═══ DATA FOR THIS EXERCISE

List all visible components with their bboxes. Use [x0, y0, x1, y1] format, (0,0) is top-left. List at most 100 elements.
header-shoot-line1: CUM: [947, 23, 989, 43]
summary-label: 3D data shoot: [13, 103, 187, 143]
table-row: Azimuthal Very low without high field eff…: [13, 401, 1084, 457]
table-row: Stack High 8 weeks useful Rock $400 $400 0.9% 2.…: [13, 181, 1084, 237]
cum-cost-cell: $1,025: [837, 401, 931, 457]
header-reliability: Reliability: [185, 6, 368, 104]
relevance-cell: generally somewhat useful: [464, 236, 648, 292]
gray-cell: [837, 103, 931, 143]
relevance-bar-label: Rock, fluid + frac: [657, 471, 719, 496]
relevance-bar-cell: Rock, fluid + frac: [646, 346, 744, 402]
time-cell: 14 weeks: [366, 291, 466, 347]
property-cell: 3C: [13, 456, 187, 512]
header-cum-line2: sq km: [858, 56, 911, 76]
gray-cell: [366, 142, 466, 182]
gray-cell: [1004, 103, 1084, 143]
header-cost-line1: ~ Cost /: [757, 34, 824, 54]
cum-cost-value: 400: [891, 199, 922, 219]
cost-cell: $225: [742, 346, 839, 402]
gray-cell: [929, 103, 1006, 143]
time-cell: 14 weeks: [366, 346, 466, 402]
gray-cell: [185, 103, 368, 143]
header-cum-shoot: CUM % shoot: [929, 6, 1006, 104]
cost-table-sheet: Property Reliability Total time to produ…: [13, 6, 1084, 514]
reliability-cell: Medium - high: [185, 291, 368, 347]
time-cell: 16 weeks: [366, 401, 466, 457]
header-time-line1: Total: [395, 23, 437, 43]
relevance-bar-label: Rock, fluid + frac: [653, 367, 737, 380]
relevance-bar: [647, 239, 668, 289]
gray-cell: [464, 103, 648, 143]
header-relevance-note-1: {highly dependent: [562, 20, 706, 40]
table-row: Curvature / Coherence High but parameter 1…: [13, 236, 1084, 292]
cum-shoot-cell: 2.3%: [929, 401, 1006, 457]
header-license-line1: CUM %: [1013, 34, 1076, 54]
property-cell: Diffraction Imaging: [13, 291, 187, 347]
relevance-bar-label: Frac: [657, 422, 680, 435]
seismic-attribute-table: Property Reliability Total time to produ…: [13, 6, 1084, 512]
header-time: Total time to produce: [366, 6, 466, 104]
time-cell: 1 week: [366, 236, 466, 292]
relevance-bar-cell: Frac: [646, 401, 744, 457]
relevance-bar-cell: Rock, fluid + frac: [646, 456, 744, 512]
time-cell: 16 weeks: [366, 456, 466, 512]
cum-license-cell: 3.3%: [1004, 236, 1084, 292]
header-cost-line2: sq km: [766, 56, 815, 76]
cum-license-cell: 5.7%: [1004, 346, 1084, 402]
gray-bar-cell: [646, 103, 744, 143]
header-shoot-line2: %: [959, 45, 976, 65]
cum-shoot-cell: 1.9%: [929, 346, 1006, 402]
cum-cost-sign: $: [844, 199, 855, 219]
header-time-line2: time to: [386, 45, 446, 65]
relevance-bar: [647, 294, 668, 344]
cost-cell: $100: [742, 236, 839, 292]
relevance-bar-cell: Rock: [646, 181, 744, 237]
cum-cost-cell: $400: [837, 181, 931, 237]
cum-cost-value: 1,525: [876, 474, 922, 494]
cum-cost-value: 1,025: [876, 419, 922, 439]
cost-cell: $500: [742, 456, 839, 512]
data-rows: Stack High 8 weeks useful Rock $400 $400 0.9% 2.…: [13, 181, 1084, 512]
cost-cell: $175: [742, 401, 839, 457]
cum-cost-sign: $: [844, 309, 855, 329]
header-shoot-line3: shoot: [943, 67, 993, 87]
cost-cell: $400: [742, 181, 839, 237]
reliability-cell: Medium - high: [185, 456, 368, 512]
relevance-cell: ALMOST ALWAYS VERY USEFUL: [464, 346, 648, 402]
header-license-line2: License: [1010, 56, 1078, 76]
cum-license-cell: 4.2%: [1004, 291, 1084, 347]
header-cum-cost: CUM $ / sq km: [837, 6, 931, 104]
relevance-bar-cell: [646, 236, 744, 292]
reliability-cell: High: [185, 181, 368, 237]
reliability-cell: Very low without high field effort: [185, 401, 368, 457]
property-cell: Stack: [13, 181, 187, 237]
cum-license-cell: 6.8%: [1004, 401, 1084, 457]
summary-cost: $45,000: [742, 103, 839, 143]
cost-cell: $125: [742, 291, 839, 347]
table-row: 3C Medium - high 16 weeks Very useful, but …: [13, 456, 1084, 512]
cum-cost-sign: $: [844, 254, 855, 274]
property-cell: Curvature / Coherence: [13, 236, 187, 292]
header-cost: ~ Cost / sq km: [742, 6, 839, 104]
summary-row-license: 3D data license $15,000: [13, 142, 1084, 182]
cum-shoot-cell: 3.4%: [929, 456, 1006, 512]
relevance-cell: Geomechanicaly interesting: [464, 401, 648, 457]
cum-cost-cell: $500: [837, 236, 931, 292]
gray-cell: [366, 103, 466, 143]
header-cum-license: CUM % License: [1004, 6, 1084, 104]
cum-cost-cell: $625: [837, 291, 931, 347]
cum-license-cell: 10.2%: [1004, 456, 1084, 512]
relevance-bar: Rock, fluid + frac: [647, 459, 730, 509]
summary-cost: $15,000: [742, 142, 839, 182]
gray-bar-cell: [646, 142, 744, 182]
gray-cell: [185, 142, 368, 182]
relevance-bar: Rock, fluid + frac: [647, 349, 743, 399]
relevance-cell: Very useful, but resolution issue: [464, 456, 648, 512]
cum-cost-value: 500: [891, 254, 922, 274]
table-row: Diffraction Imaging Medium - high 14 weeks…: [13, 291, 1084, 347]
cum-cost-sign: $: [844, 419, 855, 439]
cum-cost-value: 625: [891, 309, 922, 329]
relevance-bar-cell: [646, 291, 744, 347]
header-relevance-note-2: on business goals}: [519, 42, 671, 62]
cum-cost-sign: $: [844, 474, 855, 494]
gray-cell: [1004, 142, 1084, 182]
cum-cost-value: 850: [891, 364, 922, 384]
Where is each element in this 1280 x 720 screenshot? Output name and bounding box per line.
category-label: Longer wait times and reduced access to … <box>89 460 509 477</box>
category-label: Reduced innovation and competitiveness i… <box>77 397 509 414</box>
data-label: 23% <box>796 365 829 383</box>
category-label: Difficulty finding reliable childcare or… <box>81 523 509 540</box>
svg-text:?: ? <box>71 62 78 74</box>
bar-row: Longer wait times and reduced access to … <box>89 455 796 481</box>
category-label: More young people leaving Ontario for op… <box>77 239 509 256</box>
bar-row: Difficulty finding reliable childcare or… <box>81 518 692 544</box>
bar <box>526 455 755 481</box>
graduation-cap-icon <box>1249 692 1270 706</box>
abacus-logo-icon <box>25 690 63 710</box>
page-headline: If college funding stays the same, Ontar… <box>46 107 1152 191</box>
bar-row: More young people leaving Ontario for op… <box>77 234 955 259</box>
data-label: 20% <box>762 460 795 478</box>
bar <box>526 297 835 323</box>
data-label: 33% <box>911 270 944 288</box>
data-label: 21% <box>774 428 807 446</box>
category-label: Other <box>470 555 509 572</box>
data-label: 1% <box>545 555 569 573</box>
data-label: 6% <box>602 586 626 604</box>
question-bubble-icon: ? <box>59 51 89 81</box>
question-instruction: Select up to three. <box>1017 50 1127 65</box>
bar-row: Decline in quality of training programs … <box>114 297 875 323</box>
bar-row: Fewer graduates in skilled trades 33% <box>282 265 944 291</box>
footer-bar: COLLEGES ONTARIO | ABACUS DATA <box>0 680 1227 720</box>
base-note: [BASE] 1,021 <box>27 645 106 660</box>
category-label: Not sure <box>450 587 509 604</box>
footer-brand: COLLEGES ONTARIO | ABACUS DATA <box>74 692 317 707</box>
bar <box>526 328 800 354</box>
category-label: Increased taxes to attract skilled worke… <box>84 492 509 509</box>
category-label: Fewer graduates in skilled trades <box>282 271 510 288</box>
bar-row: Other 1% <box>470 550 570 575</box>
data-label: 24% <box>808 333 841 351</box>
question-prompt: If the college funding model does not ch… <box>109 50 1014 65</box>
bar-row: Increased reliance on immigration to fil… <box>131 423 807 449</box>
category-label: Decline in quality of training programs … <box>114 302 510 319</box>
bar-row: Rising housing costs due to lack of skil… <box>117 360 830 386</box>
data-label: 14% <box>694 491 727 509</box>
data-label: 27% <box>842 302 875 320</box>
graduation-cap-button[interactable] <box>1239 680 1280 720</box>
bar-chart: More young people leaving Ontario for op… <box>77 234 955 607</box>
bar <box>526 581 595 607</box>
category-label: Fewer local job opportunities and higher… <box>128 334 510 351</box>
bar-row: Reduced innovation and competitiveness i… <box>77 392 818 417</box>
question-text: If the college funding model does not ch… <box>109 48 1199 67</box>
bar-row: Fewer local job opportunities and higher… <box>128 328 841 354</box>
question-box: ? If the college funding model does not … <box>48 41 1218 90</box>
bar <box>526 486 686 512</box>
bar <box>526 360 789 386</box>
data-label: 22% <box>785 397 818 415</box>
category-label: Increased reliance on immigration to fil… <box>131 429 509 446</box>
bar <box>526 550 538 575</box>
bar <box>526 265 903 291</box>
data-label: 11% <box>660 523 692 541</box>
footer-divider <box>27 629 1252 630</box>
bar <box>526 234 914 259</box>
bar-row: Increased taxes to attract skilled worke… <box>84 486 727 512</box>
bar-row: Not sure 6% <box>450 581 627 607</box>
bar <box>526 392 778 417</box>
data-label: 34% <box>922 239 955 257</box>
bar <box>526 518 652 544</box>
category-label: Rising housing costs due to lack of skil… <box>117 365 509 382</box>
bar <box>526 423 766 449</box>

══════

| PROBLEM DESCRIPTION |
Format the entries from the start through the line containing "header-reliability: Reliability: [185, 6, 368, 104]", both included, as a JSON list of strings with one string per line and blank lines left out.

| WRITTEN SOLUTION |
[
  "List all visible components with their bboxes. Use [x0, y0, x1, y1] format, (0,0) is top-left. List at most 100 elements.",
  "header-shoot-line1: CUM: [947, 23, 989, 43]",
  "summary-label: 3D data shoot: [13, 103, 187, 143]",
  "table-row: Azimuthal Very low without high field eff…: [13, 401, 1084, 457]",
  "table-row: Stack High 8 weeks useful Rock $400 $400 0.9% 2.…: [13, 181, 1084, 237]",
  "cum-cost-cell: $1,025: [837, 401, 931, 457]",
  "header-reliability: Reliability: [185, 6, 368, 104]"
]